# Instructions to follow
Take all the material and copy it exactly.

(Records from a collection)
==============================

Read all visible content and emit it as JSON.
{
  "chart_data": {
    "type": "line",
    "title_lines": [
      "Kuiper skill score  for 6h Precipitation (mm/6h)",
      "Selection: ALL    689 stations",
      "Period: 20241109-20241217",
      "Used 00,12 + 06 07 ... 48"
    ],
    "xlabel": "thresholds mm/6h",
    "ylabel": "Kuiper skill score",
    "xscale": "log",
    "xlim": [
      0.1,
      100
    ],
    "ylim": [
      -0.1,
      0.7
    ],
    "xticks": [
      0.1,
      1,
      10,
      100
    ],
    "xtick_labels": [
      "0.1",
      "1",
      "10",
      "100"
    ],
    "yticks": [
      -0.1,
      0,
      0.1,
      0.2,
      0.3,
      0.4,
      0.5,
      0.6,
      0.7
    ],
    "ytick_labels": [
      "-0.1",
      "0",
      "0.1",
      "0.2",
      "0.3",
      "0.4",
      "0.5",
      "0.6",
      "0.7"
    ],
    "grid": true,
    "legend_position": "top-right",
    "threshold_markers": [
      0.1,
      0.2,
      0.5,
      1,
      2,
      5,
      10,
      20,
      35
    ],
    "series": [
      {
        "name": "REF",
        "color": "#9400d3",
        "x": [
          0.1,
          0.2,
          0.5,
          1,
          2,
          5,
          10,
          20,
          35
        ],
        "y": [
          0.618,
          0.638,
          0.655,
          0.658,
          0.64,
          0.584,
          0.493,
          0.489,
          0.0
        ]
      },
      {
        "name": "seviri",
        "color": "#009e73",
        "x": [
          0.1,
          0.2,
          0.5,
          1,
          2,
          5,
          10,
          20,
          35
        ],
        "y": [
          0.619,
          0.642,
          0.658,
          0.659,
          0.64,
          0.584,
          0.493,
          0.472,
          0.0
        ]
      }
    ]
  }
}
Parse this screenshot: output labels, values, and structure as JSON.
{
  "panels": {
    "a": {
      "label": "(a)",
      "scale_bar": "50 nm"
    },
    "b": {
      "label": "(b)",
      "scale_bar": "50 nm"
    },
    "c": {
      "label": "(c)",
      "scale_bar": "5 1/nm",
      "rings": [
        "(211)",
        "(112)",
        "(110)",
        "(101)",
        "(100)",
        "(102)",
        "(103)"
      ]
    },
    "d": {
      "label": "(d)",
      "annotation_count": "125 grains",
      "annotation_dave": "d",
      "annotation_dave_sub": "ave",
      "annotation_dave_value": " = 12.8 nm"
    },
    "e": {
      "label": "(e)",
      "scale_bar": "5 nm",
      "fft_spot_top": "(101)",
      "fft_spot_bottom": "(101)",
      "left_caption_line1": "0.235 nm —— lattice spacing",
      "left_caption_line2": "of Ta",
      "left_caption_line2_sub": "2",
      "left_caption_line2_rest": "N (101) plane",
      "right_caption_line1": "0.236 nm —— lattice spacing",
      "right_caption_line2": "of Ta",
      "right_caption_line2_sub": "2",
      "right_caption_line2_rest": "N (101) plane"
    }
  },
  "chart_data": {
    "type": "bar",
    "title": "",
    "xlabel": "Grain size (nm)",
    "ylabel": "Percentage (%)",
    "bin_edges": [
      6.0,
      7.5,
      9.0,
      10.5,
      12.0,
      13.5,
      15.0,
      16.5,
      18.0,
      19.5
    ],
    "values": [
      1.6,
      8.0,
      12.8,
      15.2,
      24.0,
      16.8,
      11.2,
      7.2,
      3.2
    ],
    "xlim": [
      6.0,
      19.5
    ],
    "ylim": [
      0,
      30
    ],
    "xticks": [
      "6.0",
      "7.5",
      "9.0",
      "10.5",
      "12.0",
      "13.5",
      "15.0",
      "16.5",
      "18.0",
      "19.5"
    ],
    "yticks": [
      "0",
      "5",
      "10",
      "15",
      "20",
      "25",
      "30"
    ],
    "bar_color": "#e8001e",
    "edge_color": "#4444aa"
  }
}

==============================

# Response to the exercise
Read all visible content and emit it as JSON.
{
  "chart_data": {
    "type": "line",
    "title_lines": [
      "Kuiper skill score  for 6h Precipitation (mm/6h)",
      "Selection: ALL    689 stations",
      "Period: 20241109-20241217",
      "Used 00,12 + 06 07 ... 48"
    ],
    "xlabel": "thresholds mm/6h",
    "ylabel": "Kuiper skill score",
    "xscale": "log",
    "xlim": [
      0.1,
      100
    ],
    "ylim": [
      -0.1,
      0.7
    ],
    "xticks": [
      0.1,
      1,
      10,
      100
    ],
    "xtick_labels": [
      "0.1",
      "1",
      "10",
      "100"
    ],
    "yticks": [
      -0.1,
      0,
      0.1,
      0.2,
      0.3,
      0.4,
      0.5,
      0.6,
      0.7
    ],
    "ytick_labels": [
      "-0.1",
      "0",
      "0.1",
      "0.2",
      "0.3",
      "0.4",
      "0.5",
      "0.6",
      "0.7"
    ],
    "grid": true,
    "legend_position": "top-right",
    "threshold_markers": [
      0.1,
      0.2,
      0.5,
      1,
      2,
      5,
      10,
      20,
      35
    ],
    "series": [
      {
        "name": "REF",
        "color": "#9400d3",
        "x": [
          0.1,
          0.2,
          0.5,
          1,
          2,
          5,
          10,
          20,
          35
        ],
        "y": [
          0.618,
          0.638,
          0.655,
          0.658,
          0.64,
          0.584,
          0.493,
          0.489,
          0.0
        ]
      },
      {
        "name": "seviri",
        "color": "#009e73",
        "x": [
          0.1,
          0.2,
          0.5,
          1,
          2,
          5,
          10,
          20,
          35
        ],
        "y": [
          0.619,
          0.642,
          0.658,
          0.659,
          0.64,
          0.584,
          0.493,
          0.472,
          0.0
        ]
      }
    ]
  }
}
Parse this screenshot: output labels, values, and structure as JSON.
{
  "panels": {
    "a": {
      "label": "(a)",
      "scale_bar": "50 nm"
    },
    "b": {
      "label": "(b)",
      "scale_bar": "50 nm"
    },
    "c": {
      "label": "(c)",
      "scale_bar": "5 1/nm",
      "rings": [
        "(211)",
        "(112)",
        "(110)",
        "(101)",
        "(100)",
        "(102)",
        "(103)"
      ]
    },
    "d": {
      "label": "(d)",
      "annotation_count": "125 grains",
      "annotation_dave": "d",
      "annotation_dave_sub": "ave",
      "annotation_dave_value": " = 12.8 nm"
    },
    "e": {
      "label": "(e)",
      "scale_bar": "5 nm",
      "fft_spot_top": "(101)",
      "fft_spot_bottom": "(101)",
      "left_caption_line1": "0.235 nm —— lattice spacing",
      "left_caption_line2": "of Ta",
      "left_caption_line2_sub": "2",
      "left_caption_line2_rest": "N (101) plane",
      "right_caption_line1": "0.236 nm —— lattice spacing",
      "right_caption_line2": "of Ta",
      "right_caption_line2_sub": "2",
      "right_caption_line2_rest": "N (101) plane"
    }
  },
  "chart_data": {
    "type": "bar",
    "title": "",
    "xlabel": "Grain size (nm)",
    "ylabel": "Percentage (%)",
    "bin_edges": [
      6.0,
      7.5,
      9.0,
      10.5,
      12.0,
      13.5,
      15.0,
      16.5,
      18.0,
      19.5
    ],
    "values": [
      1.6,
      8.0,
      12.8,
      15.2,
      24.0,
      16.8,
      11.2,
      7.2,
      3.2
    ],
    "xlim": [
      6.0,
      19.5
    ],
    "ylim": [
      0,
      30
    ],
    "xticks": [
      "6.0",
      "7.5",
      "9.0",
      "10.5",
      "12.0",
      "13.5",
      "15.0",
      "16.5",
      "18.0",
      "19.5"
    ],
    "yticks": [
      "0",
      "5",
      "10",
      "15",
      "20",
      "25",
      "30"
    ],
    "bar_color": "#e8001e",
    "edge_color": "#4444aa"
  }
}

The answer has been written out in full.